>>

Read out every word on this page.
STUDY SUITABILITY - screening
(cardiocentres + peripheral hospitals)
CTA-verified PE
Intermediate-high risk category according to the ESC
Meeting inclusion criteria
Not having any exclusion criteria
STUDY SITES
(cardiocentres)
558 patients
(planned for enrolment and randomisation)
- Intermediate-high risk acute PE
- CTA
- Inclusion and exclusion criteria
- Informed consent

<<

-- EXERCISE REQUIREMENTS --
The records above should be restated word for word, please.

-- RESULT OF THE TASK --
Read out every word on this page.
STUDY SUITABILITY - screening
(cardiocentres + peripheral hospitals)
CTA-verified PE
Intermediate-high risk category according to the ESC
Meeting inclusion criteria
Not having any exclusion criteria
STUDY SITES
(cardiocentres)
558 patients
(planned for enrolment and randomisation)
- Intermediate-high risk acute PE
- CTA
- Inclusion and exclusion criteria
- Informed consent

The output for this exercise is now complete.